Data entries
----

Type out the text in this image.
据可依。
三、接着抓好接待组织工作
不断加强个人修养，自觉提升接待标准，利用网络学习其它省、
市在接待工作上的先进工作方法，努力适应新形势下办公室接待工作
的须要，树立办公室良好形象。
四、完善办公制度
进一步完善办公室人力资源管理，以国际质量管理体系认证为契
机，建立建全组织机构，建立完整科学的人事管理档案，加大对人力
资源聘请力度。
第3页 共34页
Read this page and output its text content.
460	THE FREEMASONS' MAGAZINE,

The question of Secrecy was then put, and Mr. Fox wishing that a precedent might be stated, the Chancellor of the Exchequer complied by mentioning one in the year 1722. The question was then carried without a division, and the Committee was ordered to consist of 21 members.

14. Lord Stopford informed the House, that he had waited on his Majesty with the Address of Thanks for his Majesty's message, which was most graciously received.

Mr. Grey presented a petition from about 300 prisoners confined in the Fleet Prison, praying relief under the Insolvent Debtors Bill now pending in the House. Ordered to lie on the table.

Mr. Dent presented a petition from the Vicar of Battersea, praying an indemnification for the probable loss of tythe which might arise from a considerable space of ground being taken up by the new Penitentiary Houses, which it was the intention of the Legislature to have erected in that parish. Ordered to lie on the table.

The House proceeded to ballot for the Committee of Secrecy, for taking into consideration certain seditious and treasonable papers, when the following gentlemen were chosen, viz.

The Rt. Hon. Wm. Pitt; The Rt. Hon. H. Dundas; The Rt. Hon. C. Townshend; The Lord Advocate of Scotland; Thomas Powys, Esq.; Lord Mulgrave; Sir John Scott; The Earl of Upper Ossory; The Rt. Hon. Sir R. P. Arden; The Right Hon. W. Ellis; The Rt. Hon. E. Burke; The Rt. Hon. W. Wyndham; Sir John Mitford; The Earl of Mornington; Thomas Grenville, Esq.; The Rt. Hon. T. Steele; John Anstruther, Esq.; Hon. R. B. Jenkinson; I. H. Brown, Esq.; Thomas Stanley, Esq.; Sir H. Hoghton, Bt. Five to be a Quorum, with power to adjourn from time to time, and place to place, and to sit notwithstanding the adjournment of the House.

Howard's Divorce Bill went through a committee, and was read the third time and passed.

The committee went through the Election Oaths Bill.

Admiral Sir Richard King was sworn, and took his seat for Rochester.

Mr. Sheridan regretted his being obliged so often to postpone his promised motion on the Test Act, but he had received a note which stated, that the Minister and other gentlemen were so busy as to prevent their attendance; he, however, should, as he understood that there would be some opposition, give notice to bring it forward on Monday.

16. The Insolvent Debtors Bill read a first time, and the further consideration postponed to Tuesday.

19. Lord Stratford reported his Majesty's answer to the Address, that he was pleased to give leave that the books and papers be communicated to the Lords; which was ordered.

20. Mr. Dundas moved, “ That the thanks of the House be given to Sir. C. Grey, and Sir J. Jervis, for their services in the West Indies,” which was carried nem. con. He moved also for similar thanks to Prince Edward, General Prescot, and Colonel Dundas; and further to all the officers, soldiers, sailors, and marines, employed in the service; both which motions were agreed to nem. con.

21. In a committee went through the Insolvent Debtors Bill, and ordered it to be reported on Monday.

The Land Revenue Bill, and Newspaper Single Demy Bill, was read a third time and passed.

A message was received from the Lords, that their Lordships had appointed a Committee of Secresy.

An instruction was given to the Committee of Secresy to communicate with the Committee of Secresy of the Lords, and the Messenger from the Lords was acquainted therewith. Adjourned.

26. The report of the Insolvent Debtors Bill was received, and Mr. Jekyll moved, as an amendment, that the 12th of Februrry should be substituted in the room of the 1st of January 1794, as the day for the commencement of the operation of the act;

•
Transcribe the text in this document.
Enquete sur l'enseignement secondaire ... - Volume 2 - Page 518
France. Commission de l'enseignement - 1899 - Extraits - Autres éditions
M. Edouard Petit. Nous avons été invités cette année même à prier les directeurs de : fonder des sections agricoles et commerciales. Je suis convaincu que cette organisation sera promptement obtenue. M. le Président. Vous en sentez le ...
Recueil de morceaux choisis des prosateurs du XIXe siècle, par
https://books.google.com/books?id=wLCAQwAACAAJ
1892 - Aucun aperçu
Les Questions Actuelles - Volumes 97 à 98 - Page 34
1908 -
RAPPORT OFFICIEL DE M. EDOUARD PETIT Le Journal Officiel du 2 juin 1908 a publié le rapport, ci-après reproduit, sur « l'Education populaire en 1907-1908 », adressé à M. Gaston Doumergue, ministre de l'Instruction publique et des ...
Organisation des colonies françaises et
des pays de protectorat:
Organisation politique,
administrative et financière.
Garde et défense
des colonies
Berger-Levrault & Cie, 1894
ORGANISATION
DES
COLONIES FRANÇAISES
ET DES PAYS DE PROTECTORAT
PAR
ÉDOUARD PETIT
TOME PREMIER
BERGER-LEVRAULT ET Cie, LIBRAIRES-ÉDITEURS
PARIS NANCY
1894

----

◆ **PROBLEM DETAILS**
What is the number of lines in the listing that include the word "books"? Give that number and nothing else.

◆ **FULL RESPONSE**
2